[start DATA FOR THIS EXERCISE]

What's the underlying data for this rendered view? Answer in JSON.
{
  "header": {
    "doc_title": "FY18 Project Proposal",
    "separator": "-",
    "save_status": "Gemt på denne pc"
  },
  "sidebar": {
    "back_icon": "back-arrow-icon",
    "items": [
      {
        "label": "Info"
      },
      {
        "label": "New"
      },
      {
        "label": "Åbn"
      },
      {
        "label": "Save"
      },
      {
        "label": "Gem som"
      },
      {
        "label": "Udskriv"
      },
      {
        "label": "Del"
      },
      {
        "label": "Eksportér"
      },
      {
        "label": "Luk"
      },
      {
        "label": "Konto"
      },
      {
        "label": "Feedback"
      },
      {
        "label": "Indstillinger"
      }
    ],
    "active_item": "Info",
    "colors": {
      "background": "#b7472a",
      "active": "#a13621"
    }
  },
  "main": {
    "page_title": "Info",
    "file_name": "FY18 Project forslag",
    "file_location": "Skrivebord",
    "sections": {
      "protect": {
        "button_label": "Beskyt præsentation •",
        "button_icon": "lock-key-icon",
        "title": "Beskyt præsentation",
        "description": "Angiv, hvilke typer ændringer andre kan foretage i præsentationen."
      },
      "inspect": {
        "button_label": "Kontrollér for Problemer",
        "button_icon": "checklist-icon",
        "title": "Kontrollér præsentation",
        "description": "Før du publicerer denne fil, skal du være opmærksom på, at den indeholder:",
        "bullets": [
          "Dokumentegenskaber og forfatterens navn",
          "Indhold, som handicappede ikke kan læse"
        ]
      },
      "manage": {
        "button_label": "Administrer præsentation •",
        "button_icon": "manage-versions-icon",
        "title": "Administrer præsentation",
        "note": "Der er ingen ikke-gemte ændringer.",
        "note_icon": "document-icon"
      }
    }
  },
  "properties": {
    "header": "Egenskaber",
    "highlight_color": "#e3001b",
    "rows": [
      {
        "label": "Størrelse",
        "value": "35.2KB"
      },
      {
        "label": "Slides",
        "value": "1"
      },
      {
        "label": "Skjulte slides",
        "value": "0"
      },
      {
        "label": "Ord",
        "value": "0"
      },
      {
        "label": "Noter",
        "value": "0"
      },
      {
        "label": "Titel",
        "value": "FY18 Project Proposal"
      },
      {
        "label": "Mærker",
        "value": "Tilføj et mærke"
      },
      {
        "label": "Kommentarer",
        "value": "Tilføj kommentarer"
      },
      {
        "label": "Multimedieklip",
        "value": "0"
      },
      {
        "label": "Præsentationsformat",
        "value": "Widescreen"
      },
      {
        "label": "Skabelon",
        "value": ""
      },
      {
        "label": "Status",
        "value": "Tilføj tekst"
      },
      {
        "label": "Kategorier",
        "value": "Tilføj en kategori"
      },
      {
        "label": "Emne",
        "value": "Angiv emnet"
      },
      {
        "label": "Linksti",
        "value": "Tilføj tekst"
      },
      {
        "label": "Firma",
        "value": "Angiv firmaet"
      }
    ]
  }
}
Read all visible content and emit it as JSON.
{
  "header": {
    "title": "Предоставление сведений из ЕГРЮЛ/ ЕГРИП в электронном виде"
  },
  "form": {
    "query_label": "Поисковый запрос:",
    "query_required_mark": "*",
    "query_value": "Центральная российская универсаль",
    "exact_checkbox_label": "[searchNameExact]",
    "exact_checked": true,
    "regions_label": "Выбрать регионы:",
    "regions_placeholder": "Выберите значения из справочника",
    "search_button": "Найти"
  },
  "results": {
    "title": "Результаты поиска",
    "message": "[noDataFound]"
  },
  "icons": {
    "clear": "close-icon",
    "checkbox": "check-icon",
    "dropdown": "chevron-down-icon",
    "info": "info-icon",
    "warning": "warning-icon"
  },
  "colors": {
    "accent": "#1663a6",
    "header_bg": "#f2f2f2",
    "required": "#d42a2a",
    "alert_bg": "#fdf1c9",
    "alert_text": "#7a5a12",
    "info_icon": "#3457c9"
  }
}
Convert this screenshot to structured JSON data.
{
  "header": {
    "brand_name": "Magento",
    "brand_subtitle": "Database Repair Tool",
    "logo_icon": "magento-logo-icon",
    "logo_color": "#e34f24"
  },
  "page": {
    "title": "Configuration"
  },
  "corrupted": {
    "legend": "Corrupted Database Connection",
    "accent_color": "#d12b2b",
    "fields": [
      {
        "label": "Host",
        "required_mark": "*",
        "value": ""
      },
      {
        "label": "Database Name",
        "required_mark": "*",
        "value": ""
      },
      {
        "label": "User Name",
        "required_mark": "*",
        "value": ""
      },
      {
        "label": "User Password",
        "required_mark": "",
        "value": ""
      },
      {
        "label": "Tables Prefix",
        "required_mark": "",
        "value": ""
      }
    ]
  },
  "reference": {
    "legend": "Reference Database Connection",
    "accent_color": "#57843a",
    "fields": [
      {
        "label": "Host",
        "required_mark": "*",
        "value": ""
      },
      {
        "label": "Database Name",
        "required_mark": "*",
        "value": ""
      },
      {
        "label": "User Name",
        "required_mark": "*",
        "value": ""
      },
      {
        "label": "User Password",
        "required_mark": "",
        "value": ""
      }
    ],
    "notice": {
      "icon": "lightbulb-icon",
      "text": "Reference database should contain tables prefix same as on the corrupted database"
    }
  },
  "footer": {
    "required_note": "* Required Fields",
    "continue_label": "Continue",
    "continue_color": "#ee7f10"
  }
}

[end DATA FOR THIS EXERCISE]

[WHAT IS REQUIRED]
Extract all of the data above and output it character for character.

[EXERCISE RESPONSE]
What's the underlying data for this rendered view? Answer in JSON.
{
  "header": {
    "doc_title": "FY18 Project Proposal",
    "separator": "-",
    "save_status": "Gemt på denne pc"
  },
  "sidebar": {
    "back_icon": "back-arrow-icon",
    "items": [
      {
        "label": "Info"
      },
      {
        "label": "New"
      },
      {
        "label": "Åbn"
      },
      {
        "label": "Save"
      },
      {
        "label": "Gem som"
      },
      {
        "label": "Udskriv"
      },
      {
        "label": "Del"
      },
      {
        "label": "Eksportér"
      },
      {
        "label": "Luk"
      },
      {
        "label": "Konto"
      },
      {
        "label": "Feedback"
      },
      {
        "label": "Indstillinger"
      }
    ],
    "active_item": "Info",
    "colors": {
      "background": "#b7472a",
      "active": "#a13621"
    }
  },
  "main": {
    "page_title": "Info",
    "file_name": "FY18 Project forslag",
    "file_location": "Skrivebord",
    "sections": {
      "protect": {
        "button_label": "Beskyt præsentation •",
        "button_icon": "lock-key-icon",
        "title": "Beskyt præsentation",
        "description": "Angiv, hvilke typer ændringer andre kan foretage i præsentationen."
      },
      "inspect": {
        "button_label": "Kontrollér for Problemer",
        "button_icon": "checklist-icon",
        "title": "Kontrollér præsentation",
        "description": "Før du publicerer denne fil, skal du være opmærksom på, at den indeholder:",
        "bullets": [
          "Dokumentegenskaber og forfatterens navn",
          "Indhold, som handicappede ikke kan læse"
        ]
      },
      "manage": {
        "button_label": "Administrer præsentation •",
        "button_icon": "manage-versions-icon",
        "title": "Administrer præsentation",
        "note": "Der er ingen ikke-gemte ændringer.",
        "note_icon": "document-icon"
      }
    }
  },
  "properties": {
    "header": "Egenskaber",
    "highlight_color": "#e3001b",
    "rows": [
      {
        "label": "Størrelse",
        "value": "35.2KB"
      },
      {
        "label": "Slides",
        "value": "1"
      },
      {
        "label": "Skjulte slides",
        "value": "0"
      },
      {
        "label": "Ord",
        "value": "0"
      },
      {
        "label": "Noter",
        "value": "0"
      },
      {
        "label": "Titel",
        "value": "FY18 Project Proposal"
      },
      {
        "label": "Mærker",
        "value": "Tilføj et mærke"
      },
      {
        "label": "Kommentarer",
        "value": "Tilføj kommentarer"
      },
      {
        "label": "Multimedieklip",
        "value": "0"
      },
      {
        "label": "Præsentationsformat",
        "value": "Widescreen"
      },
      {
        "label": "Skabelon",
        "value": ""
      },
      {
        "label": "Status",
        "value": "Tilføj tekst"
      },
      {
        "label": "Kategorier",
        "value": "Tilføj en kategori"
      },
      {
        "label": "Emne",
        "value": "Angiv emnet"
      },
      {
        "label": "Linksti",
        "value": "Tilføj tekst"
      },
      {
        "label": "Firma",
        "value": "Angiv firmaet"
      }
    ]
  }
}
Read all visible content and emit it as JSON.
{
  "header": {
    "title": "Предоставление сведений из ЕГРЮЛ/ ЕГРИП в электронном виде"
  },
  "form": {
    "query_label": "Поисковый запрос:",
    "query_required_mark": "*",
    "query_value": "Центральная российская универсаль",
    "exact_checkbox_label": "[searchNameExact]",
    "exact_checked": true,
    "regions_label": "Выбрать регионы:",
    "regions_placeholder": "Выберите значения из справочника",
    "search_button": "Найти"
  },
  "results": {
    "title": "Результаты поиска",
    "message": "[noDataFound]"
  },
  "icons": {
    "clear": "close-icon",
    "checkbox": "check-icon",
    "dropdown": "chevron-down-icon",
    "info": "info-icon",
    "warning": "warning-icon"
  },
  "colors": {
    "accent": "#1663a6",
    "header_bg": "#f2f2f2",
    "required": "#d42a2a",
    "alert_bg": "#fdf1c9",
    "alert_text": "#7a5a12",
    "info_icon": "#3457c9"
  }
}
Convert this screenshot to structured JSON data.
{
  "header": {
    "brand_name": "Magento",
    "brand_subtitle": "Database Repair Tool",
    "logo_icon": "magento-logo-icon",
    "logo_color": "#e34f24"
  },
  "page": {
    "title": "Configuration"
  },
  "corrupted": {
    "legend": "Corrupted Database Connection",
    "accent_color": "#d12b2b",
    "fields": [
      {
        "label": "Host",
        "required_mark": "*",
        "value": ""
      },
      {
        "label": "Database Name",
        "required_mark": "*",
        "value": ""
      },
      {
        "label": "User Name",
        "required_mark": "*",
        "value": ""
      },
      {
        "label": "User Password",
        "required_mark": "",
        "value": ""
      },
      {
        "label": "Tables Prefix",
        "required_mark": "",
        "value": ""
      }
    ]
  },
  "reference": {
    "legend": "Reference Database Connection",
    "accent_color": "#57843a",
    "fields": [
      {
        "label": "Host",
        "required_mark": "*",
        "value": ""
      },
      {
        "label": "Database Name",
        "required_mark": "*",
        "value": ""
      },
      {
        "label": "User Name",
        "required_mark": "*",
        "value": ""
      },
      {
        "label": "User Password",
        "required_mark": "",
        "value": ""
      }
    ],
    "notice": {
      "icon": "lightbulb-icon",
      "text": "Reference database should contain tables prefix same as on the corrupted database"
    }
  },
  "footer": {
    "required_note": "* Required Fields",
    "continue_label": "Continue",
    "continue_color": "#ee7f10"
  }
}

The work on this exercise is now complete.